**Objective**:
Return the count of lines with the string "detached" in them, and nothing else.

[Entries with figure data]

* Begin *

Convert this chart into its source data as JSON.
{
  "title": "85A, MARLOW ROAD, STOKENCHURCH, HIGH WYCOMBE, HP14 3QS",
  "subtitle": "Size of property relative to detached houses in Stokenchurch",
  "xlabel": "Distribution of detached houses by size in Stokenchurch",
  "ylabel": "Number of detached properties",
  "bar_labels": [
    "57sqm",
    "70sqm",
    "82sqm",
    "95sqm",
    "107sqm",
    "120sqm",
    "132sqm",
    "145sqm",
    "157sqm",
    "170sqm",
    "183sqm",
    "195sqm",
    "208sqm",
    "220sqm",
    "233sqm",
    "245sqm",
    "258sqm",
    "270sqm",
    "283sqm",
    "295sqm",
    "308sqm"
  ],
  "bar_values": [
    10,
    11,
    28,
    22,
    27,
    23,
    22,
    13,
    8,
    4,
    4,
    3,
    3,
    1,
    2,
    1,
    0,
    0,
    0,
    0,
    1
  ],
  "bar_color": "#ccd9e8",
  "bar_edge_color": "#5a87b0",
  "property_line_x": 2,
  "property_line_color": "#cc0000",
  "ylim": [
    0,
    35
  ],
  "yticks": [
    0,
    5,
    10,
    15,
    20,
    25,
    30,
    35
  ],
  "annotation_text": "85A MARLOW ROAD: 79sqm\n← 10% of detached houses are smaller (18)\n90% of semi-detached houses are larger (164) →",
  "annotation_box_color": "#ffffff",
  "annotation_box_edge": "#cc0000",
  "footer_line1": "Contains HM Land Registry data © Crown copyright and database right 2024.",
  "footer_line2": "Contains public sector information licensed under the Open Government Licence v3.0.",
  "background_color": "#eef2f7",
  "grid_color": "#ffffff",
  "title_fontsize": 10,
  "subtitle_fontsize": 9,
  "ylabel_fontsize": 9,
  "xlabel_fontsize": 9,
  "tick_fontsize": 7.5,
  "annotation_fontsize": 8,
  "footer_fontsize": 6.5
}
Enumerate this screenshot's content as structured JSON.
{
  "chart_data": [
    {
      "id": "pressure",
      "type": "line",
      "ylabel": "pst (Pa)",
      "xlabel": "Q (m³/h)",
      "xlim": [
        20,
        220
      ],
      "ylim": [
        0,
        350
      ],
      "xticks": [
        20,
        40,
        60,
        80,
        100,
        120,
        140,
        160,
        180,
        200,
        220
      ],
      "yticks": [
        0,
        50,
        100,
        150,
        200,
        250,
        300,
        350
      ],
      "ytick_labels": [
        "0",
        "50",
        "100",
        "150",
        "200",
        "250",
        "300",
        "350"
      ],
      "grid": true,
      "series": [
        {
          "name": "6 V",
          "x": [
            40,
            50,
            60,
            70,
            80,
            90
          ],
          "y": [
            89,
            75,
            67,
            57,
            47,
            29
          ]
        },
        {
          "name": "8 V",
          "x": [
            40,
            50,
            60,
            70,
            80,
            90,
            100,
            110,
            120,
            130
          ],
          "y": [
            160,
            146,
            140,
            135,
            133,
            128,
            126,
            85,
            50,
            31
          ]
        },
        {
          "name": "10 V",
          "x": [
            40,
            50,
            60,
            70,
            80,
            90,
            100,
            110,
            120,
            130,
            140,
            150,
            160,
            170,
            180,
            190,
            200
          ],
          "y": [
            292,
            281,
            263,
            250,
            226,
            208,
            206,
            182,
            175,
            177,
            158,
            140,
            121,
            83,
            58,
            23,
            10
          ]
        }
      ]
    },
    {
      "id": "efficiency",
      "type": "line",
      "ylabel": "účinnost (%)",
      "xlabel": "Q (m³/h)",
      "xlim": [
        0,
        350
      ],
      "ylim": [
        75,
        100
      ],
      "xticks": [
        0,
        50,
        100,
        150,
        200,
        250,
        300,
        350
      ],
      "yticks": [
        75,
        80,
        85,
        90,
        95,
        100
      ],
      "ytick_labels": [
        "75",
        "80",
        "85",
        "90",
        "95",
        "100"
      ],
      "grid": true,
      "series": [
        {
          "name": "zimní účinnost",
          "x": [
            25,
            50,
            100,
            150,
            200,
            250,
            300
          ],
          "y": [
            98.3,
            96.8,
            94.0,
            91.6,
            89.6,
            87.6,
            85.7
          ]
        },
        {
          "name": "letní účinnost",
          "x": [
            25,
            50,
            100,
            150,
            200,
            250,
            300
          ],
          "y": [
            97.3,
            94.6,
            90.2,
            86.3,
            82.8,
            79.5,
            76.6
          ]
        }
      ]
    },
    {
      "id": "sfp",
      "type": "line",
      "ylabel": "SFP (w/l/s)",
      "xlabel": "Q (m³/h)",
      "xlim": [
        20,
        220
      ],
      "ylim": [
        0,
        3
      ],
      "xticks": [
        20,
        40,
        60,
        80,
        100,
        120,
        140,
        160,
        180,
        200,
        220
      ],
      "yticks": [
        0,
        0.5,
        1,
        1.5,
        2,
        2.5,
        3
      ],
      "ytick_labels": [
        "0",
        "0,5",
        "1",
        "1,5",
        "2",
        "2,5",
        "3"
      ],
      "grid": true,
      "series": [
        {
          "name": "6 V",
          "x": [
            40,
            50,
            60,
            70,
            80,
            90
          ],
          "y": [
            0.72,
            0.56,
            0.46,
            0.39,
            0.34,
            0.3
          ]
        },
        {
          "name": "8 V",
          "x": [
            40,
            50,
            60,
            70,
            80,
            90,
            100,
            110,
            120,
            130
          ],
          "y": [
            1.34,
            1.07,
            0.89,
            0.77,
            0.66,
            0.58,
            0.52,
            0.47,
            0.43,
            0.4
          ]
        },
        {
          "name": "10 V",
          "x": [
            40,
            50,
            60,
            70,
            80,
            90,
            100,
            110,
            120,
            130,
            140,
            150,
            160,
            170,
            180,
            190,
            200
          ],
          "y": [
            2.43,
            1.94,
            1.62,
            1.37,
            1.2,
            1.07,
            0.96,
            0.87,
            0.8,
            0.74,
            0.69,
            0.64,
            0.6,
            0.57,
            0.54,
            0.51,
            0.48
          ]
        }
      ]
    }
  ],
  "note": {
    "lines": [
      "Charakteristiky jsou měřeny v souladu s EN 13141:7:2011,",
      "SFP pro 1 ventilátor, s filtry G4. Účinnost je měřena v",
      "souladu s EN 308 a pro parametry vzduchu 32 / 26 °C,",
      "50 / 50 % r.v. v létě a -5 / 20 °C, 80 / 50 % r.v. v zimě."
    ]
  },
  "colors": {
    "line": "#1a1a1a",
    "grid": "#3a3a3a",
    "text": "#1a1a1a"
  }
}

* End *

**Solution**:
4